[Given records]:
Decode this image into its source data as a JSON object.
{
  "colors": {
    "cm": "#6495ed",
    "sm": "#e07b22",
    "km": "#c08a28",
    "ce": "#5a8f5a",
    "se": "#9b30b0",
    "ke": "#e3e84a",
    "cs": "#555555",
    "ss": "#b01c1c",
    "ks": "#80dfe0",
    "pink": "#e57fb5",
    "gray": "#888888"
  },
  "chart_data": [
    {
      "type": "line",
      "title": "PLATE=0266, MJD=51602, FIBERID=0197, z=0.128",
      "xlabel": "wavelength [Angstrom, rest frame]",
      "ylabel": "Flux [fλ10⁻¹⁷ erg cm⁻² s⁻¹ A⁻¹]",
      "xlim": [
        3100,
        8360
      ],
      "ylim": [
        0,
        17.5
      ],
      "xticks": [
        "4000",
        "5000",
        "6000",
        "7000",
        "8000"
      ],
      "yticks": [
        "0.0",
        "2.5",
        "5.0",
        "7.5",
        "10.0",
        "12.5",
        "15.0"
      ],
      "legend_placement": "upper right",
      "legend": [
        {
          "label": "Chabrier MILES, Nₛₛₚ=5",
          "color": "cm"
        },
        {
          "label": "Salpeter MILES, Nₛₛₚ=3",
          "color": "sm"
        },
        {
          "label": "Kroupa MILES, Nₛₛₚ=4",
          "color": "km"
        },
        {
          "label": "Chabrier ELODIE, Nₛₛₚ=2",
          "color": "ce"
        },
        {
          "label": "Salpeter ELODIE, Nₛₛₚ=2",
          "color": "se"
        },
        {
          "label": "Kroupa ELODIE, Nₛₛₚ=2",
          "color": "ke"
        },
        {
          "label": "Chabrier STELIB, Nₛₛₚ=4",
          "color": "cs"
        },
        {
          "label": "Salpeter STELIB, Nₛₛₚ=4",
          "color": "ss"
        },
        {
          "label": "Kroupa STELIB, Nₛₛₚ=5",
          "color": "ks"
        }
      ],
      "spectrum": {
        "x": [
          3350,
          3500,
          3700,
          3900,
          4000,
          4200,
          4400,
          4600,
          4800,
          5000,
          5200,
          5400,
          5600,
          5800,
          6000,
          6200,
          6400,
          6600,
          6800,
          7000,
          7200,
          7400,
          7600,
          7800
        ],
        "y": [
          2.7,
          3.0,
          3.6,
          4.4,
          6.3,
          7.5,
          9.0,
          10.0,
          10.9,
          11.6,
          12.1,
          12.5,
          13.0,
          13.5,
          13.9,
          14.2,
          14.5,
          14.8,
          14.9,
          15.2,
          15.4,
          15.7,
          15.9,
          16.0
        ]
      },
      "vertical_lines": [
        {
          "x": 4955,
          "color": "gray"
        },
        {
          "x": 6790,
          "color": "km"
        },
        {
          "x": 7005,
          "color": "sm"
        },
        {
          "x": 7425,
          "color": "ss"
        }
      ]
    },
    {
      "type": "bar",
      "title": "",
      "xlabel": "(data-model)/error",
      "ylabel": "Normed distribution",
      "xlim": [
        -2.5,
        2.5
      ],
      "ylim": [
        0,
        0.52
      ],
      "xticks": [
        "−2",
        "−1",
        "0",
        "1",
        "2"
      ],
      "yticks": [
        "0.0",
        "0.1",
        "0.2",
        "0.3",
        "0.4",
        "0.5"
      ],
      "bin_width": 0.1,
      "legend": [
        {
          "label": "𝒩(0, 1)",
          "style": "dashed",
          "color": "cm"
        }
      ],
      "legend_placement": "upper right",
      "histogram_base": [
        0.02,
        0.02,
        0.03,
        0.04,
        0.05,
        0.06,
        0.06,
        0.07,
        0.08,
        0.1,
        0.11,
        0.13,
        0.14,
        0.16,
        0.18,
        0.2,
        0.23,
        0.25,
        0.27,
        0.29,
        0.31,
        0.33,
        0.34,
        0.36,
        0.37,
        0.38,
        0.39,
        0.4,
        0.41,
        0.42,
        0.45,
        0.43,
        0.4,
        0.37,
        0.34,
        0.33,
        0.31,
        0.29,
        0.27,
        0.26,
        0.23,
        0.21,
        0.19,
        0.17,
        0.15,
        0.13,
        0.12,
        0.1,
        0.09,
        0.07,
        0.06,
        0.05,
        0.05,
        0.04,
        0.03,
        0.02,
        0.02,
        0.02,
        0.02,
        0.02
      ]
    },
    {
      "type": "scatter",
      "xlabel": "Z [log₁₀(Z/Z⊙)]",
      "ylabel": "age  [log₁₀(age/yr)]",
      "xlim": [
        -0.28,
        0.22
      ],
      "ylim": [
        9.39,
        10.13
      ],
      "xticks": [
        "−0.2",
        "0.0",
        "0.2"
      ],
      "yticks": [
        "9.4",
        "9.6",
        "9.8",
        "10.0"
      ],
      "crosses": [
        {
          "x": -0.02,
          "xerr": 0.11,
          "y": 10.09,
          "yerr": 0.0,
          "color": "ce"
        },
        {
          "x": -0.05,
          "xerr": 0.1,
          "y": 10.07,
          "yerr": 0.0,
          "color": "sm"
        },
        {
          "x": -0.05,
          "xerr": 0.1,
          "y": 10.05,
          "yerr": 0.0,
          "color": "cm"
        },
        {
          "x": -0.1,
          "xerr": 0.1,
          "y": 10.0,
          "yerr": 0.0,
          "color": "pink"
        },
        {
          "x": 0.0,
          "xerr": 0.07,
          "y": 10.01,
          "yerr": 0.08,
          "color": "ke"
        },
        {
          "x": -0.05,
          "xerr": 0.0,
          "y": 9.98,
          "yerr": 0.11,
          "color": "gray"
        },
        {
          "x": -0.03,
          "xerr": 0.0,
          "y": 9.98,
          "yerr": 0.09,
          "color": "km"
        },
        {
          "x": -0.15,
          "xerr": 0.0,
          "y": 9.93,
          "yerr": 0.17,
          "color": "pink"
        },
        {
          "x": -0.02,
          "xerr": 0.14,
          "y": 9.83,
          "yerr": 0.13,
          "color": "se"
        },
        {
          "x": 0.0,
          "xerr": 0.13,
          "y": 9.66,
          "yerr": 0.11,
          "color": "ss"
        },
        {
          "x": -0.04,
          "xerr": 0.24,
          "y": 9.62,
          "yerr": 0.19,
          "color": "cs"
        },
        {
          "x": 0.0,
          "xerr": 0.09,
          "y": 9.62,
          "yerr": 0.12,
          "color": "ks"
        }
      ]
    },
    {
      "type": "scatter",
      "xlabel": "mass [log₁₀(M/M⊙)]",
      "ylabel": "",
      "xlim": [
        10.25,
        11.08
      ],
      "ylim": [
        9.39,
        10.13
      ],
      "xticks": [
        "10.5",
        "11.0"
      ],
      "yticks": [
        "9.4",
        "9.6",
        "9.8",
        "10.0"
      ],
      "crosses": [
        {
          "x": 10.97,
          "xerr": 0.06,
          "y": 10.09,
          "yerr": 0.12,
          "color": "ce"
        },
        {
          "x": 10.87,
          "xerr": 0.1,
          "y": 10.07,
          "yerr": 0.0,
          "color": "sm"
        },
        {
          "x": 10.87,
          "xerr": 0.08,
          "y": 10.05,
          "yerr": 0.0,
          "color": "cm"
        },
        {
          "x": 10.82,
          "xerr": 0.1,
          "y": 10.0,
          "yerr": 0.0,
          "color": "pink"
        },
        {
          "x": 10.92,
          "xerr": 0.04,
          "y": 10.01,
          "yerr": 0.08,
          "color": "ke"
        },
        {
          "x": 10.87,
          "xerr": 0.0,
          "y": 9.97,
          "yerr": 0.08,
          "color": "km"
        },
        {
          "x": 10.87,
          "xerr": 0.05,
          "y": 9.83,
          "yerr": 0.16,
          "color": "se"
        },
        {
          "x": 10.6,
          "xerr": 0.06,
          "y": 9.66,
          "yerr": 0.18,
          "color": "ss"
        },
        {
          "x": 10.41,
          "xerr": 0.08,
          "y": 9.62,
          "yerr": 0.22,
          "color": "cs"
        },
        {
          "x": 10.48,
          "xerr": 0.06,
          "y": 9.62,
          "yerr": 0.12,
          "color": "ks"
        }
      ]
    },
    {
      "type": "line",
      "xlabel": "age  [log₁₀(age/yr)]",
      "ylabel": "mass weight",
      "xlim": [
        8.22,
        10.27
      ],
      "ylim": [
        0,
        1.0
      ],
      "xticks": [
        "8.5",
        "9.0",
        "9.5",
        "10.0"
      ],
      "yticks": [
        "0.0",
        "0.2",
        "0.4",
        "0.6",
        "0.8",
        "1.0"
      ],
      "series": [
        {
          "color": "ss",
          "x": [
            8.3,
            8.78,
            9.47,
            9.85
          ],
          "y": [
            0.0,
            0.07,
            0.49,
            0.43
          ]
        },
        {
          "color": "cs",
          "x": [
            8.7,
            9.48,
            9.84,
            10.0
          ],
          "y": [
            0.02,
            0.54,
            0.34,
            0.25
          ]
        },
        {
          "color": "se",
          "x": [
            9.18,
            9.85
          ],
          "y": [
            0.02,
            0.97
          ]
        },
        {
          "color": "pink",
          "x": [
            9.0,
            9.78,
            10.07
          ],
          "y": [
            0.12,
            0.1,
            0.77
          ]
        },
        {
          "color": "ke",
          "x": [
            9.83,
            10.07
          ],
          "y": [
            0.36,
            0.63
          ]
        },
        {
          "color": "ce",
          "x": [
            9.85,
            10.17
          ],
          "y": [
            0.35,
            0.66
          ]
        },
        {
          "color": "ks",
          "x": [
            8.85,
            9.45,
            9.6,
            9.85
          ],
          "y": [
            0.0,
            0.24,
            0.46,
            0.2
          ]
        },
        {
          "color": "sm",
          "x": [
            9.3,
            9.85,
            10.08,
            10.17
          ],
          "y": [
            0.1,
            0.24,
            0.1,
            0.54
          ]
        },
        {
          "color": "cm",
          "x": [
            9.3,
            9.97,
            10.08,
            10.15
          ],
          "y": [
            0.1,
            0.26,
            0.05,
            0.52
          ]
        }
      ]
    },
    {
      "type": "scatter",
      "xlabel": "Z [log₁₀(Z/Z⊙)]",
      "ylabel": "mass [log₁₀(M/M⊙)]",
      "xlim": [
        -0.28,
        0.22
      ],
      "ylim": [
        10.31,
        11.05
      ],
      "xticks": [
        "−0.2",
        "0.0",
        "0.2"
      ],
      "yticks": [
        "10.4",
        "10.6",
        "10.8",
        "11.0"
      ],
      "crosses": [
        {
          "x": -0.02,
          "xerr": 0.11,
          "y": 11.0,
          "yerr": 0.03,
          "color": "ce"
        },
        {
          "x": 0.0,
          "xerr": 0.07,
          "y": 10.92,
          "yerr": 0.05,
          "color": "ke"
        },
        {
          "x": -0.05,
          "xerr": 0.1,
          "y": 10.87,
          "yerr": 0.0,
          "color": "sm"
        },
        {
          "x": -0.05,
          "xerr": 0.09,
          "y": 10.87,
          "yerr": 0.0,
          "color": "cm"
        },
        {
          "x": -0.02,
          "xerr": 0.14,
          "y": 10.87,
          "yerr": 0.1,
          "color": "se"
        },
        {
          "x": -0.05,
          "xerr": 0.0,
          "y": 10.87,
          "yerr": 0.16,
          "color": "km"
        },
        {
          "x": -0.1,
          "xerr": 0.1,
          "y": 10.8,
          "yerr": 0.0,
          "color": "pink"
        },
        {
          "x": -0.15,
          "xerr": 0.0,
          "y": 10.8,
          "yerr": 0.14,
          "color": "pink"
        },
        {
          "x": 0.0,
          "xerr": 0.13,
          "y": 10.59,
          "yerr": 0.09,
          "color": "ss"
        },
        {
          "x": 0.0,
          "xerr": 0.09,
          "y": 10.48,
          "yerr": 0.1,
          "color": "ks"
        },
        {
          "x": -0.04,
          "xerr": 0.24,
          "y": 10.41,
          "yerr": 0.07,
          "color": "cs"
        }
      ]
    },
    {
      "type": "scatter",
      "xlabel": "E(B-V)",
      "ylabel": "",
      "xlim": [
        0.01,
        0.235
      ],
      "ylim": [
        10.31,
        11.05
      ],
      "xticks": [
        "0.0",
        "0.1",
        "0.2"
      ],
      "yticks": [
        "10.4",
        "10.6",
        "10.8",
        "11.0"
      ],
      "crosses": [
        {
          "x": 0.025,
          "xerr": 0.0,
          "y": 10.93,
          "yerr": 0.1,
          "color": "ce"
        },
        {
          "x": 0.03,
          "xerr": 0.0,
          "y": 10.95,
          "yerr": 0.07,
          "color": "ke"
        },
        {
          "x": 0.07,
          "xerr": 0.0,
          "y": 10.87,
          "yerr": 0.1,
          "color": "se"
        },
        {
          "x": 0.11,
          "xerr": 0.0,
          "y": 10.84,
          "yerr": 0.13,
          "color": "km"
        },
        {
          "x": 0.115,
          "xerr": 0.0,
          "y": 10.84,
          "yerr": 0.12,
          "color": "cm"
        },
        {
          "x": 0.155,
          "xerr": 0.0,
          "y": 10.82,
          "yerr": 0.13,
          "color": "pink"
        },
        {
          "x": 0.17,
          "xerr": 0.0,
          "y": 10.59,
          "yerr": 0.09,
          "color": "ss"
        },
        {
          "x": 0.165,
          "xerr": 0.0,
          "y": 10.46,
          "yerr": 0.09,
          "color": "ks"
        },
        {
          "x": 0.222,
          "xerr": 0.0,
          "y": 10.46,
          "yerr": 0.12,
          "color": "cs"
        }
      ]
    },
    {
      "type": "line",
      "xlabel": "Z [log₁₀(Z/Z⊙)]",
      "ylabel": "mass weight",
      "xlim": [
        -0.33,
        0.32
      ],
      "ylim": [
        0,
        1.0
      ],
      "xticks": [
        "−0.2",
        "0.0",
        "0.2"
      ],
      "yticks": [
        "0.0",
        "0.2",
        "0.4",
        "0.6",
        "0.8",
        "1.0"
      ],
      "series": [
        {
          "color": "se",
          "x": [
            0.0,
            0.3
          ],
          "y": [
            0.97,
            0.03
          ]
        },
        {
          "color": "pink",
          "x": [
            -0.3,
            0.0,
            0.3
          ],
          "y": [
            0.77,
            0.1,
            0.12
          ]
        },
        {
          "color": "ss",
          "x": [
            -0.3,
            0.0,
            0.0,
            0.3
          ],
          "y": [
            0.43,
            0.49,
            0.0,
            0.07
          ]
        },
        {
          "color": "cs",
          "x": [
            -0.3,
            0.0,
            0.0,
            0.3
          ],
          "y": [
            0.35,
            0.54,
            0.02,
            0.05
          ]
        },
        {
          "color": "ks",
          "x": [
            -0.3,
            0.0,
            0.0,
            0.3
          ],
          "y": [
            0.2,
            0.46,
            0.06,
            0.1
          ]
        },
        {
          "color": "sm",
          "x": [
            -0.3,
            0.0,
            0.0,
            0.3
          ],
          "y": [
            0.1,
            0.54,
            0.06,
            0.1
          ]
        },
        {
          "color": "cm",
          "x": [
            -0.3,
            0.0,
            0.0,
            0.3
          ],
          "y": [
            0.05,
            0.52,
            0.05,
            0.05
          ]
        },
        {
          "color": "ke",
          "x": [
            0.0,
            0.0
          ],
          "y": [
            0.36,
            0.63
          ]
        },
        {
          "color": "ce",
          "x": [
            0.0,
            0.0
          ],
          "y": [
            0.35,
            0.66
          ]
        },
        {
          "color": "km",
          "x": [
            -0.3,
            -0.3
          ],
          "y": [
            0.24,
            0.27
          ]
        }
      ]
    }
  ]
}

[Your instructions]:
Using the listing above, return all lines where the word "log₁₀" occurs.

[Exercise response]:
      "xlabel": "Z [log₁₀(Z/Z⊙)]",
      "ylabel": "age  [log₁₀(age/yr)]",
      "xlabel": "mass [log₁₀(M/M⊙)]",
      "xlabel": "age  [log₁₀(age/yr)]",
      "xlabel": "Z [log₁₀(Z/Z⊙)]",
      "ylabel": "mass [log₁₀(M/M⊙)]",
      "xlabel": "Z [log₁₀(Z/Z⊙)]",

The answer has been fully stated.